Instruction:
Go through the lines below and copy each one that holds the string "entry".

Provided entries:
(begin)
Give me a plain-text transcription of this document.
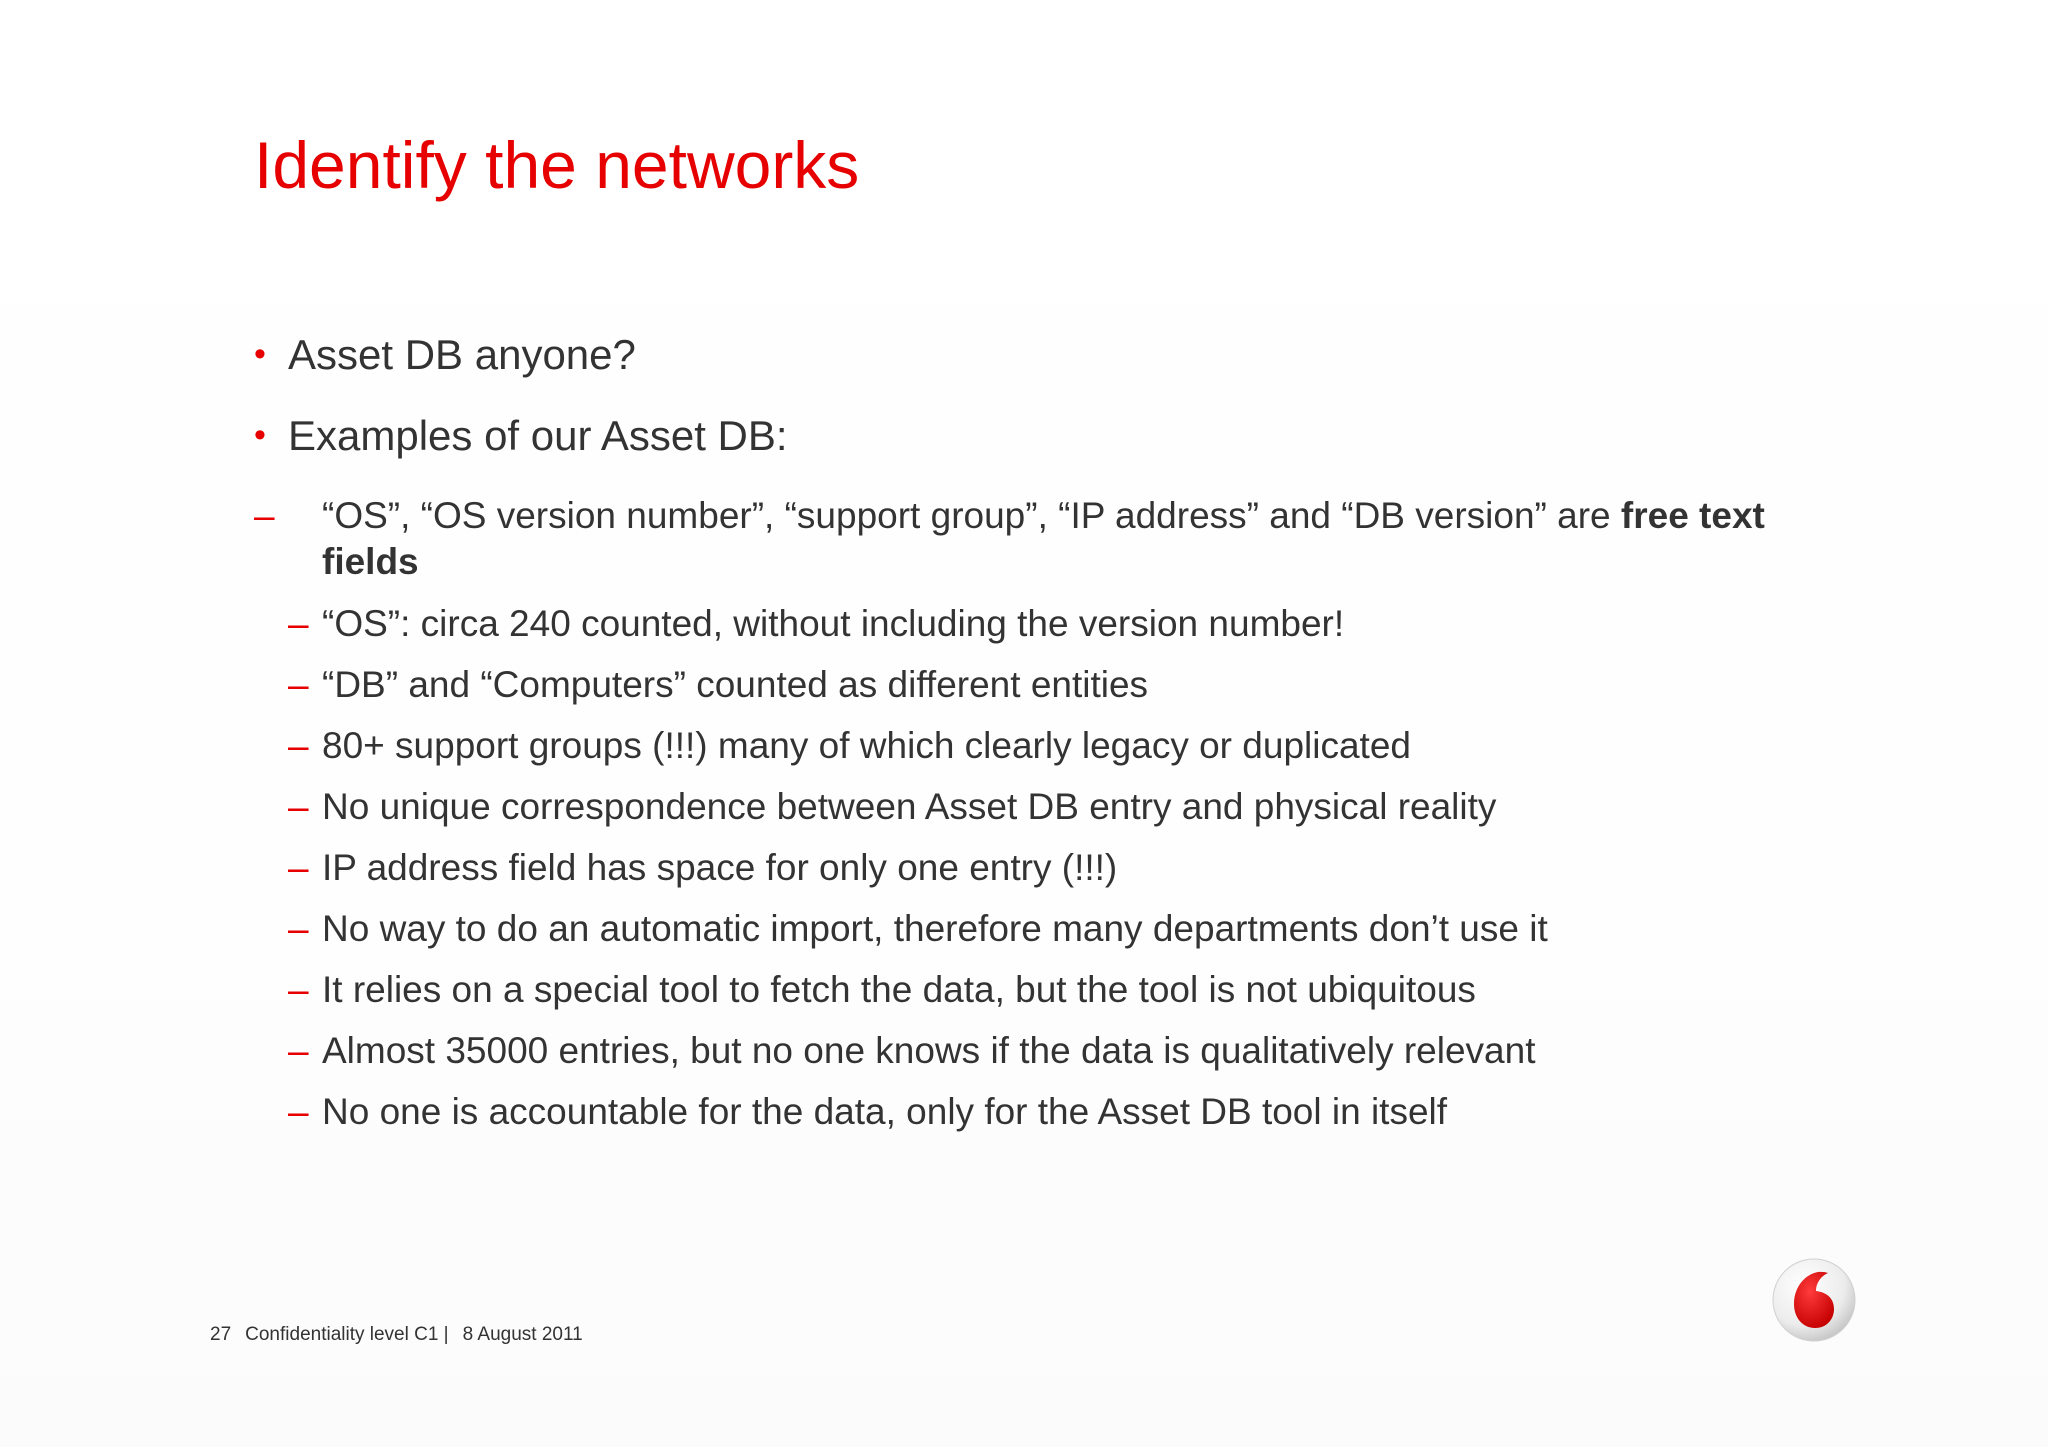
Identify the networks
• Asset DB anyone?
• Examples of our Asset DB:
– “OS”, “OS version number”, “support group”, “IP address” and “DB version” are free text fields
– “OS”: circa 240 counted, without including the version number!
– “DB” and “Computers” counted as different entities
– 80+ support groups (!!!) many of which clearly legacy or duplicated
– No unique correspondence between Asset DB entry and physical reality
– IP address field has space for only one entry (!!!)
– No way to do an automatic import, therefore many departments don’t use it
– It relies on a special tool to fetch the data, but the tool is not ubiquitous
– Almost 35000 entries, but no one knows if the data is qualitatively relevant
– No one is accountable for the data, only for the Asset DB tool in itself
27 Confidentiality level C1 | 8 August 2011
(end)
Solution to this task:
– No unique correspondence between Asset DB entry and physical reality
– IP address field has space for only one entry (!!!)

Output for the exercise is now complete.